AIM OF THE TASK
Continue the blog post about the "poverty shrinks children's brains" paper from the point where it stops.

EXCERPTED PASSAGE
▼▼▼
Thursday 16 April 2015

Credit, where credit is due, to Lyndsey Layton

After the “poverty shrinks children’s brains” paper in Nature Neuroscience, I thought that once again in my blog I was setting the record straight, but only to my esteemed, select and highly refined readers, and to no one else. Naturally, I cherish my audience, but I cannot help but hanker for a stadium full of cheering fans, chanting “Avoid confounding variables”. Ian Deary, an actual rock-star psychologist, could probably suggest something more anthemic.

As per usual, I offered the authors the right of reply (which I normally post up without further comment) and had a friendly exchange with the lead author, to whom the blog is of course still open, without rush or deadlines.
▲▲▲
DATASET SECTION
▼▼▼
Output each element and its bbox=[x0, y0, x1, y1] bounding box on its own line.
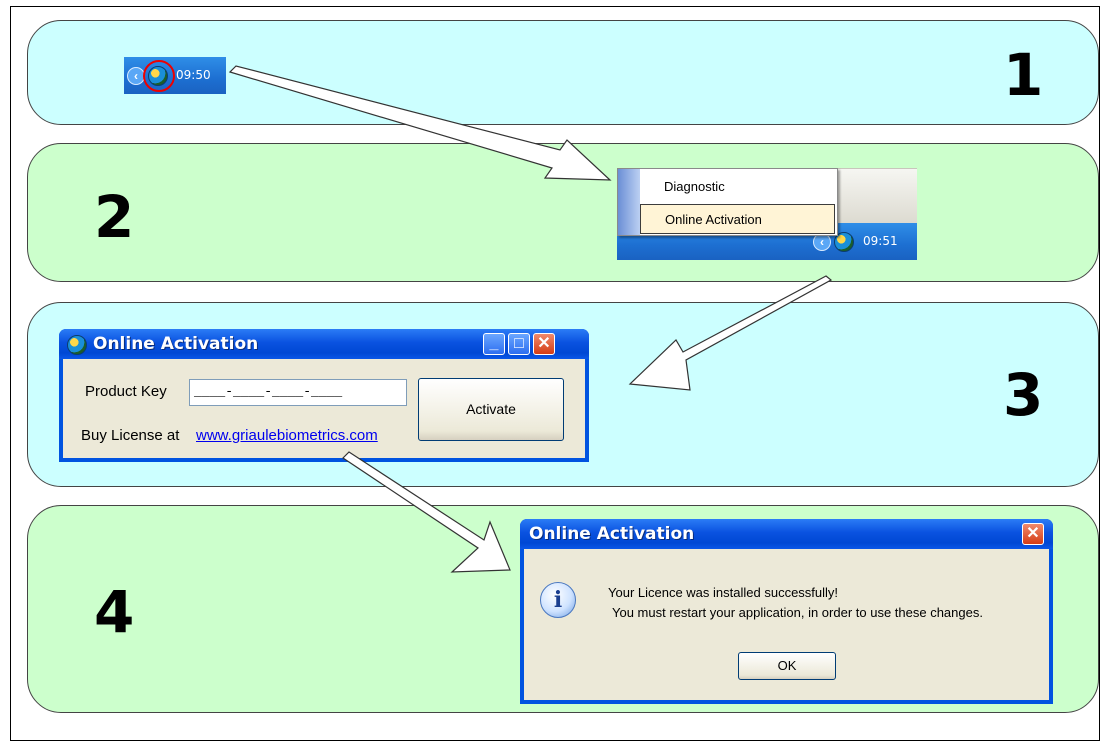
▲▲▲
FINAL RESULT
Then a strange thing happened. I was contacted by Lyndsey Layton (@lyndseylayton)  of the Washington Post who had covered the original paper. She said she wanted to write a follow on story in greater depth. As far as I recall, this is only the second or third time that a main stream publication has contacted me on an intelligence related story. Lyndsey conducted a good interview over the phone, noting my points and correctly recording what I had said.

It has appeared in the Washington Post today.

http://www.washingtonpost.com/local/education/new-brain-science-shows-poor-kids-have-smaller-brains-than-affluent-kids/2015/04/15/3b679858-e2bc-11e4-b510-962fcfabc310_story.html

A small step for a blogger, a giant leap for education.

6 comments:

  1. Ian Deary, an actual rock-star psychologist, could probably suggest something more anthemic.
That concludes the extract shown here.